### GIVEN INSTRUCTION
State the number of lines below in which the word "ราคาคงท" appears. Nothing else belongs in the answer.

### RECORDS FOR THE EXERCISE
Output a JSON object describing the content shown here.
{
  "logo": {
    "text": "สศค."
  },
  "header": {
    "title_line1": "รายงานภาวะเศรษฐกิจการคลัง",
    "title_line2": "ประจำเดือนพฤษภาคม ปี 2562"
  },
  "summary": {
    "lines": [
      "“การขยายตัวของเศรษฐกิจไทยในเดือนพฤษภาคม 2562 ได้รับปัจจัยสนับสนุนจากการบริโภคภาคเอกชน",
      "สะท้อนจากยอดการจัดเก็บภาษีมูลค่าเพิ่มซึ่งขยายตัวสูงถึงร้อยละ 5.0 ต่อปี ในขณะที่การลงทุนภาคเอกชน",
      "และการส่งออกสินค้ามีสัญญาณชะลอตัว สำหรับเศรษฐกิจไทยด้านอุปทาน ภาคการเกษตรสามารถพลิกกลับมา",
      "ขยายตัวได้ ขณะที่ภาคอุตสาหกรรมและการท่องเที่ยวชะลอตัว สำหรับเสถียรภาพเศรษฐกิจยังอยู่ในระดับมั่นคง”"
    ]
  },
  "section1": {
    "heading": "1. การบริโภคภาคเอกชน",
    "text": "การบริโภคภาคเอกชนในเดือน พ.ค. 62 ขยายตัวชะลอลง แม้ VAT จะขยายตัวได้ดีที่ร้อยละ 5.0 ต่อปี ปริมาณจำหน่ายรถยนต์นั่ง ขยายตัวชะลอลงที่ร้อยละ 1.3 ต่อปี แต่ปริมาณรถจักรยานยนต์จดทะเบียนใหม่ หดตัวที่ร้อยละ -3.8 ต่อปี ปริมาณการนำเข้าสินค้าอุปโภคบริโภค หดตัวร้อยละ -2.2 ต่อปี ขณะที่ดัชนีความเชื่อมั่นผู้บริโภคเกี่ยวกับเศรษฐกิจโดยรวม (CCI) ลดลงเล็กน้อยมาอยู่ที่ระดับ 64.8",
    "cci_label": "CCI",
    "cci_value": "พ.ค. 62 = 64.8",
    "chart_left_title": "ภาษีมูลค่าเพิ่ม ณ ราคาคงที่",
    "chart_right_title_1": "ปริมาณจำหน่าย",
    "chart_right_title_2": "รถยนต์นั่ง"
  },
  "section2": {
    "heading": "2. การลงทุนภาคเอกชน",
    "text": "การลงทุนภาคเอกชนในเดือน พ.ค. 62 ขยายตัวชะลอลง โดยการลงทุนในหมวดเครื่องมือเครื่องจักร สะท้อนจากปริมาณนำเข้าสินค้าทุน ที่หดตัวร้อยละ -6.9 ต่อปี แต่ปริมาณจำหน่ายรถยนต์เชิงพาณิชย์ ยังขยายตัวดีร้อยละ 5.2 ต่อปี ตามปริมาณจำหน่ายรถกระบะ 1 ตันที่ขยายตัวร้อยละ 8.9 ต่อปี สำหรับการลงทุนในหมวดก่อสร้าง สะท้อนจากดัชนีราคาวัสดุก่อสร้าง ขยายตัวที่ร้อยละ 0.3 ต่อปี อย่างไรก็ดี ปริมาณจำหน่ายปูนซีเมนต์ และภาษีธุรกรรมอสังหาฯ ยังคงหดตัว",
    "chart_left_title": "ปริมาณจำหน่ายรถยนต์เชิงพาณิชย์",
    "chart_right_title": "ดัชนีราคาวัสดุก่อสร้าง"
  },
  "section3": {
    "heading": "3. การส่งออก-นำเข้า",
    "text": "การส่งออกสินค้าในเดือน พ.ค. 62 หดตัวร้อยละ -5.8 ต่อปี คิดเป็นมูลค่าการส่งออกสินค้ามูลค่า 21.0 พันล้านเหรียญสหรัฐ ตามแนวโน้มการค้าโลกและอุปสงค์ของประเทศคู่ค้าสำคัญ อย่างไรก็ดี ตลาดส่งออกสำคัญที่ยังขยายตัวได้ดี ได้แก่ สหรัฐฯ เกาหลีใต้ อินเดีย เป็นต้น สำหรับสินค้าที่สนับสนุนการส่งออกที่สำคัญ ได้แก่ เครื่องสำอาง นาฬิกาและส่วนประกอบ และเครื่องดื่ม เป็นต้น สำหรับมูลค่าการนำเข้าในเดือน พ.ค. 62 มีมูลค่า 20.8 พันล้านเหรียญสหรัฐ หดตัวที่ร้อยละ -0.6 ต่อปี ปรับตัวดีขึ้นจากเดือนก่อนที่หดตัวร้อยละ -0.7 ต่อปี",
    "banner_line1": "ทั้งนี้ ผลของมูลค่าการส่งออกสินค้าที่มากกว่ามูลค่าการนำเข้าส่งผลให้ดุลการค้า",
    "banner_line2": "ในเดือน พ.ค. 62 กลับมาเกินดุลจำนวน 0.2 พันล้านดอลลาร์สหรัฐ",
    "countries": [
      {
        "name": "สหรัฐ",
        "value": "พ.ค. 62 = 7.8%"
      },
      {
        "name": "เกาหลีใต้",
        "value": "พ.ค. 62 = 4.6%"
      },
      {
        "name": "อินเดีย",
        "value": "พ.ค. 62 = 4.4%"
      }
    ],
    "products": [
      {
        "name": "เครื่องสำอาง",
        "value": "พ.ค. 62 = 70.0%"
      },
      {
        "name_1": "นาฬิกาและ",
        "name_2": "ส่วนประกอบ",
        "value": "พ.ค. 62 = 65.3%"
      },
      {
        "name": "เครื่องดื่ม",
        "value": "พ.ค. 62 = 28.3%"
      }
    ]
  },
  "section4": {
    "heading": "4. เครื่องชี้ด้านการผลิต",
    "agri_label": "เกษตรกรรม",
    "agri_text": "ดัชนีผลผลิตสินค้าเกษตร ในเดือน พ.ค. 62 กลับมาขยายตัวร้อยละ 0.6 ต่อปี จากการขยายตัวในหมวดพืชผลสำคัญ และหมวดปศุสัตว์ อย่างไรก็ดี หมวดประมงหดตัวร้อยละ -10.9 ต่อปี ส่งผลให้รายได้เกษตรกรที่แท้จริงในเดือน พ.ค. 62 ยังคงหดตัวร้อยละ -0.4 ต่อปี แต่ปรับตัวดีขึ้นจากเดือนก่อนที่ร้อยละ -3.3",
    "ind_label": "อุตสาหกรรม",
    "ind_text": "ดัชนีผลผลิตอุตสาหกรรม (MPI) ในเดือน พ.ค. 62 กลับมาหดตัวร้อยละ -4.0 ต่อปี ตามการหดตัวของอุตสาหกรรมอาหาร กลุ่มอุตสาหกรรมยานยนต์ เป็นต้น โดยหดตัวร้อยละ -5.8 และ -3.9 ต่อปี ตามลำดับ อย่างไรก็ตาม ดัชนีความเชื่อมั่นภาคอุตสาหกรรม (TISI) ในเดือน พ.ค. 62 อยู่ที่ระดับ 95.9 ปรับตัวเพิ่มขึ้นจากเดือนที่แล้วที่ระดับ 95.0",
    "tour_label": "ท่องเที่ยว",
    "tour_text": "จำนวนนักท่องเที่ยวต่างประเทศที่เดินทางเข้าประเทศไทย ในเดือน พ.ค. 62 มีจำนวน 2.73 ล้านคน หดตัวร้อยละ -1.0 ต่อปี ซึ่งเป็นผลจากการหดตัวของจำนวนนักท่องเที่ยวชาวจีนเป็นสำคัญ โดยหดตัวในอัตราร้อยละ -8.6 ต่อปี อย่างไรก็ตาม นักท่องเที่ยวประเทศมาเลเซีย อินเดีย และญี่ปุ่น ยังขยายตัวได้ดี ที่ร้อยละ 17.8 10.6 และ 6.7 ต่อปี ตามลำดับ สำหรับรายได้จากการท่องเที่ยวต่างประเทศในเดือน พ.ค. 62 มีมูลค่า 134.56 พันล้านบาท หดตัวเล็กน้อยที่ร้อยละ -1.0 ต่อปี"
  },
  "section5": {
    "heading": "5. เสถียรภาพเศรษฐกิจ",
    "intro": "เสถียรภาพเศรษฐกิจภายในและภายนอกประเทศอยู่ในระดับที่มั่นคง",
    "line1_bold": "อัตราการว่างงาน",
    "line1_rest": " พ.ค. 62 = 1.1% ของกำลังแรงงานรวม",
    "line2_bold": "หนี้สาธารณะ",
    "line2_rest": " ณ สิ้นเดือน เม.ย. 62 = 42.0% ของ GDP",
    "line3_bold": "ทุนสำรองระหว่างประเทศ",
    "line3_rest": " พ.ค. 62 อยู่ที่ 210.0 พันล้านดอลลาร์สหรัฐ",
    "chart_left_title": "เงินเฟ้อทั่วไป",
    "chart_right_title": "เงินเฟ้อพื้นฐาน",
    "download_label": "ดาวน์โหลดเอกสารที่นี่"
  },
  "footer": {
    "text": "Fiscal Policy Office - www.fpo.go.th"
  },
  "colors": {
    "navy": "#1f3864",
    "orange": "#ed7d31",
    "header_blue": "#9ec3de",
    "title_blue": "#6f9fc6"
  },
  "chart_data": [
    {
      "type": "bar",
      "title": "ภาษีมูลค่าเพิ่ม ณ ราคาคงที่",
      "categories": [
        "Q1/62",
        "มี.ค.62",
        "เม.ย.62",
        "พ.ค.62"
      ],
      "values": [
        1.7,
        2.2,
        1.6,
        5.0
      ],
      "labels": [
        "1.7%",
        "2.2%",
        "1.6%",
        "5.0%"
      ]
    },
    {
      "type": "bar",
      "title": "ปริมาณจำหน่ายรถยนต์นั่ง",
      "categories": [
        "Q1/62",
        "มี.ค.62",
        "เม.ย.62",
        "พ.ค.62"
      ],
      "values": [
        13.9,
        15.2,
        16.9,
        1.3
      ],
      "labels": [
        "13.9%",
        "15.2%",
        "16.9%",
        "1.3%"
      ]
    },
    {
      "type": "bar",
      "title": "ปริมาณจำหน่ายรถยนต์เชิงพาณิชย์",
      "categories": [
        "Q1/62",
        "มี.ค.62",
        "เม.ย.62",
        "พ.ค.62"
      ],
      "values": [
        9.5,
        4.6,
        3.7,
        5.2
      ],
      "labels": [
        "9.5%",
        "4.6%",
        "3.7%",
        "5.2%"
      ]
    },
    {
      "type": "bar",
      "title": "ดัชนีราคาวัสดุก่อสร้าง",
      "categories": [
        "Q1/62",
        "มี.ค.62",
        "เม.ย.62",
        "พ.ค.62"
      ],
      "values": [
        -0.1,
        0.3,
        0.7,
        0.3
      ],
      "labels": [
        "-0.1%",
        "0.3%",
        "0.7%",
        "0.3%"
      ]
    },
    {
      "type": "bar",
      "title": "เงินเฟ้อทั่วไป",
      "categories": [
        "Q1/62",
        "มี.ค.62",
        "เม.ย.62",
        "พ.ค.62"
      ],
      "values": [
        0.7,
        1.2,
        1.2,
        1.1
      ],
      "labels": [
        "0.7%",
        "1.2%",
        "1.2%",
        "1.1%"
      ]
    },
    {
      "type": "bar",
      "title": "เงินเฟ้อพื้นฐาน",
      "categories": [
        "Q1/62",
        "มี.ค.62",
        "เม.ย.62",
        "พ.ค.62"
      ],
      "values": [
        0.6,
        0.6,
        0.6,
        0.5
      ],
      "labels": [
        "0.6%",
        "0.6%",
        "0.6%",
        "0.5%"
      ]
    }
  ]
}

### ANSWER BELOW
2